■ **Given records**:

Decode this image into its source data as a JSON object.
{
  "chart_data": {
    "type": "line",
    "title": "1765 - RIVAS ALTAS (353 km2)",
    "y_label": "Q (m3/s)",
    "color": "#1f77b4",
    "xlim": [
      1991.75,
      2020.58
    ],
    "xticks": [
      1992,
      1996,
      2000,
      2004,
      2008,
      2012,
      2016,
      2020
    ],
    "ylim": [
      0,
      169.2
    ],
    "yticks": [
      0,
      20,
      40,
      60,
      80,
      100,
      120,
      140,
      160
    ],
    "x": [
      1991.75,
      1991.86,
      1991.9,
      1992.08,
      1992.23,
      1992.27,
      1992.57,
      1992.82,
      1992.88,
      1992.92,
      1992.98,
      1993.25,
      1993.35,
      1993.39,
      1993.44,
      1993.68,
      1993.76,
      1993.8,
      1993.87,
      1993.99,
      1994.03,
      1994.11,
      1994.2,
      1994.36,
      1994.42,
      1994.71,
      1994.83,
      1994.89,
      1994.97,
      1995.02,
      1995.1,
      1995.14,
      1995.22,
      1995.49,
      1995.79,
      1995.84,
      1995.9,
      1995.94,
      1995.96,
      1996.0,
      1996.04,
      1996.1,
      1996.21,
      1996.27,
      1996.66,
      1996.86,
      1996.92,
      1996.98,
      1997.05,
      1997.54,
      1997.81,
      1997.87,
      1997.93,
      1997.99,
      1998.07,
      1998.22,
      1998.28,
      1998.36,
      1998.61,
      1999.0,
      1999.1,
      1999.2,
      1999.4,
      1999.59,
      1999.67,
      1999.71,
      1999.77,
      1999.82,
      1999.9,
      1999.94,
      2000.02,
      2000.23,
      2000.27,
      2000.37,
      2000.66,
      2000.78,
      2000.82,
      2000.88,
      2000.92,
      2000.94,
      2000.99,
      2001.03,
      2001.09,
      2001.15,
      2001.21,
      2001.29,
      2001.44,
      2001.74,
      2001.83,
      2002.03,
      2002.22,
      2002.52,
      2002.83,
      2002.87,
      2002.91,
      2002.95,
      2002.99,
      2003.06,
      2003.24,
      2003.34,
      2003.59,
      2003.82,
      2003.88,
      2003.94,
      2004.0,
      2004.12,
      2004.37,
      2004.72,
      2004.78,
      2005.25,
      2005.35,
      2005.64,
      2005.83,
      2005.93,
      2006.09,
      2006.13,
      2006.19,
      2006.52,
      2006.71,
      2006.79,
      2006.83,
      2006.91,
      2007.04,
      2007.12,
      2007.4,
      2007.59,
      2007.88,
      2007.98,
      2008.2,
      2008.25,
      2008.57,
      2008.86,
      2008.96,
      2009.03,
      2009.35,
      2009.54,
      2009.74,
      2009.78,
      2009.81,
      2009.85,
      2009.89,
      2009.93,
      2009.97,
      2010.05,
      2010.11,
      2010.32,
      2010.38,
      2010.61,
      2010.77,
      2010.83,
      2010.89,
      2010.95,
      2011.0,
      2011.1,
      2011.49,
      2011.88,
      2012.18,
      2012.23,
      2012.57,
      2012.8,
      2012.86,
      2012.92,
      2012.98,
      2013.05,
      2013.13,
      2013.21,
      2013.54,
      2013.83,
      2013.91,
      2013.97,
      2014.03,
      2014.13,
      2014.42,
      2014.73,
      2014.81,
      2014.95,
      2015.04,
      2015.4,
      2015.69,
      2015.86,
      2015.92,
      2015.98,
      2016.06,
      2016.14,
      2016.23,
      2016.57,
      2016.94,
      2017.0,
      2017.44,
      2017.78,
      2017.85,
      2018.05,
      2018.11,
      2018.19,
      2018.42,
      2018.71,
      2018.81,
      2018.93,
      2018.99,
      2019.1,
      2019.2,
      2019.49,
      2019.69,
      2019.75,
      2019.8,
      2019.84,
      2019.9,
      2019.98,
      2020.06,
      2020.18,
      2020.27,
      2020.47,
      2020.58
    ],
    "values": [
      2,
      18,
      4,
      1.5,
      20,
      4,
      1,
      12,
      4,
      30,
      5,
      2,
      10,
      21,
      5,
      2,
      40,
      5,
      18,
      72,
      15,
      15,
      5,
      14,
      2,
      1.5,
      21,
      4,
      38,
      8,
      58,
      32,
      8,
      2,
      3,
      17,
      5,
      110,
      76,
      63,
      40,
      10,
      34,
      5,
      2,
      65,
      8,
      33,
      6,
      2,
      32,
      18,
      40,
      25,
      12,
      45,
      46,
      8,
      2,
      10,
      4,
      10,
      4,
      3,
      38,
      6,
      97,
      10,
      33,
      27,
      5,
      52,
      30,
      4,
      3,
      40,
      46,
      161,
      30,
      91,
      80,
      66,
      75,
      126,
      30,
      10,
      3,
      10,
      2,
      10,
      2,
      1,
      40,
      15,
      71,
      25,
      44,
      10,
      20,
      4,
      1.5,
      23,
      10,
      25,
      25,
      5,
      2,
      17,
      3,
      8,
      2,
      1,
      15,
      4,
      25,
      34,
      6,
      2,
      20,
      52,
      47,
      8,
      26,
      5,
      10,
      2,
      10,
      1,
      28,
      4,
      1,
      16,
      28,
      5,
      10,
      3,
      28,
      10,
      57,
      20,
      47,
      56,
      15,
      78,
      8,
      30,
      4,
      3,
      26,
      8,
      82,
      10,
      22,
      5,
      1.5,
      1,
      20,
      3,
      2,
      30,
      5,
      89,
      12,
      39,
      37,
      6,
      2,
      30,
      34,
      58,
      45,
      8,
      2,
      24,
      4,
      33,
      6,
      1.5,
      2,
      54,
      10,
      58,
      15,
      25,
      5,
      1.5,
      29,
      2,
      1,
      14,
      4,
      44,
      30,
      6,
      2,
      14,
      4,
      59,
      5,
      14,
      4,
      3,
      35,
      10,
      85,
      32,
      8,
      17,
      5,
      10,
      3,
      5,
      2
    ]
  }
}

■ **Given problem**: The records above need to be transcribed in full. Keep every character unchanged.

■ **Exercise answer**:
Decode this image into its source data as a JSON object.
{
  "chart_data": {
    "type": "line",
    "title": "1765 - RIVAS ALTAS (353 km2)",
    "y_label": "Q (m3/s)",
    "color": "#1f77b4",
    "xlim": [
      1991.75,
      2020.58
    ],
    "xticks": [
      1992,
      1996,
      2000,
      2004,
      2008,
      2012,
      2016,
      2020
    ],
    "ylim": [
      0,
      169.2
    ],
    "yticks": [
      0,
      20,
      40,
      60,
      80,
      100,
      120,
      140,
      160
    ],
    "x": [
      1991.75,
      1991.86,
      1991.9,
      1992.08,
      1992.23,
      1992.27,
      1992.57,
      1992.82,
      1992.88,
      1992.92,
      1992.98,
      1993.25,
      1993.35,
      1993.39,
      1993.44,
      1993.68,
      1993.76,
      1993.8,
      1993.87,
      1993.99,
      1994.03,
      1994.11,
      1994.2,
      1994.36,
      1994.42,
      1994.71,
      1994.83,
      1994.89,
      1994.97,
      1995.02,
      1995.1,
      1995.14,
      1995.22,
      1995.49,
      1995.79,
      1995.84,
      1995.9,
      1995.94,
      1995.96,
      1996.0,
      1996.04,
      1996.1,
      1996.21,
      1996.27,
      1996.66,
      1996.86,
      1996.92,
      1996.98,
      1997.05,
      1997.54,
      1997.81,
      1997.87,
      1997.93,
      1997.99,
      1998.07,
      1998.22,
      1998.28,
      1998.36,
      1998.61,
      1999.0,
      1999.1,
      1999.2,
      1999.4,
      1999.59,
      1999.67,
      1999.71,
      1999.77,
      1999.82,
      1999.9,
      1999.94,
      2000.02,
      2000.23,
      2000.27,
      2000.37,
      2000.66,
      2000.78,
      2000.82,
      2000.88,
      2000.92,
      2000.94,
      2000.99,
      2001.03,
      2001.09,
      2001.15,
      2001.21,
      2001.29,
      2001.44,
      2001.74,
      2001.83,
      2002.03,
      2002.22,
      2002.52,
      2002.83,
      2002.87,
      2002.91,
      2002.95,
      2002.99,
      2003.06,
      2003.24,
      2003.34,
      2003.59,
      2003.82,
      2003.88,
      2003.94,
      2004.0,
      2004.12,
      2004.37,
      2004.72,
      2004.78,
      2005.25,
      2005.35,
      2005.64,
      2005.83,
      2005.93,
      2006.09,
      2006.13,
      2006.19,
      2006.52,
      2006.71,
      2006.79,
      2006.83,
      2006.91,
      2007.04,
      2007.12,
      2007.4,
      2007.59,
      2007.88,
      2007.98,
      2008.2,
      2008.25,
      2008.57,
      2008.86,
      2008.96,
      2009.03,
      2009.35,
      2009.54,
      2009.74,
      2009.78,
      2009.81,
      2009.85,
      2009.89,
      2009.93,
      2009.97,
      2010.05,
      2010.11,
      2010.32,
      2010.38,
      2010.61,
      2010.77,
      2010.83,
      2010.89,
      2010.95,
      2011.0,
      2011.1,
      2011.49,
      2011.88,
      2012.18,
      2012.23,
      2012.57,
      2012.8,
      2012.86,
      2012.92,
      2012.98,
      2013.05,
      2013.13,
      2013.21,
      2013.54,
      2013.83,
      2013.91,
      2013.97,
      2014.03,
      2014.13,
      2014.42,
      2014.73,
      2014.81,
      2014.95,
      2015.04,
      2015.4,
      2015.69,
      2015.86,
      2015.92,
      2015.98,
      2016.06,
      2016.14,
      2016.23,
      2016.57,
      2016.94,
      2017.0,
      2017.44,
      2017.78,
      2017.85,
      2018.05,
      2018.11,
      2018.19,
      2018.42,
      2018.71,
      2018.81,
      2018.93,
      2018.99,
      2019.1,
      2019.2,
      2019.49,
      2019.69,
      2019.75,
      2019.8,
      2019.84,
      2019.9,
      2019.98,
      2020.06,
      2020.18,
      2020.27,
      2020.47,
      2020.58
    ],
    "values": [
      2,
      18,
      4,
      1.5,
      20,
      4,
      1,
      12,
      4,
      30,
      5,
      2,
      10,
      21,
      5,
      2,
      40,
      5,
      18,
      72,
      15,
      15,
      5,
      14,
      2,
      1.5,
      21,
      4,
      38,
      8,
      58,
      32,
      8,
      2,
      3,
      17,
      5,
      110,
      76,
      63,
      40,
      10,
      34,
      5,
      2,
      65,
      8,
      33,
      6,
      2,
      32,
      18,
      40,
      25,
      12,
      45,
      46,
      8,
      2,
      10,
      4,
      10,
      4,
      3,
      38,
      6,
      97,
      10,
      33,
      27,
      5,
      52,
      30,
      4,
      3,
      40,
      46,
      161,
      30,
      91,
      80,
      66,
      75,
      126,
      30,
      10,
      3,
      10,
      2,
      10,
      2,
      1,
      40,
      15,
      71,
      25,
      44,
      10,
      20,
      4,
      1.5,
      23,
      10,
      25,
      25,
      5,
      2,
      17,
      3,
      8,
      2,
      1,
      15,
      4,
      25,
      34,
      6,
      2,
      20,
      52,
      47,
      8,
      26,
      5,
      10,
      2,
      10,
      1,
      28,
      4,
      1,
      16,
      28,
      5,
      10,
      3,
      28,
      10,
      57,
      20,
      47,
      56,
      15,
      78,
      8,
      30,
      4,
      3,
      26,
      8,
      82,
      10,
      22,
      5,
      1.5,
      1,
      20,
      3,
      2,
      30,
      5,
      89,
      12,
      39,
      37,
      6,
      2,
      30,
      34,
      58,
      45,
      8,
      2,
      24,
      4,
      33,
      6,
      1.5,
      2,
      54,
      10,
      58,
      15,
      25,
      5,
      1.5,
      29,
      2,
      1,
      14,
      4,
      44,
      30,
      6,
      2,
      14,
      4,
      59,
      5,
      14,
      4,
      3,
      35,
      10,
      85,
      32,
      8,
      17,
      5,
      10,
      3,
      5,
      2
    ]
  }
}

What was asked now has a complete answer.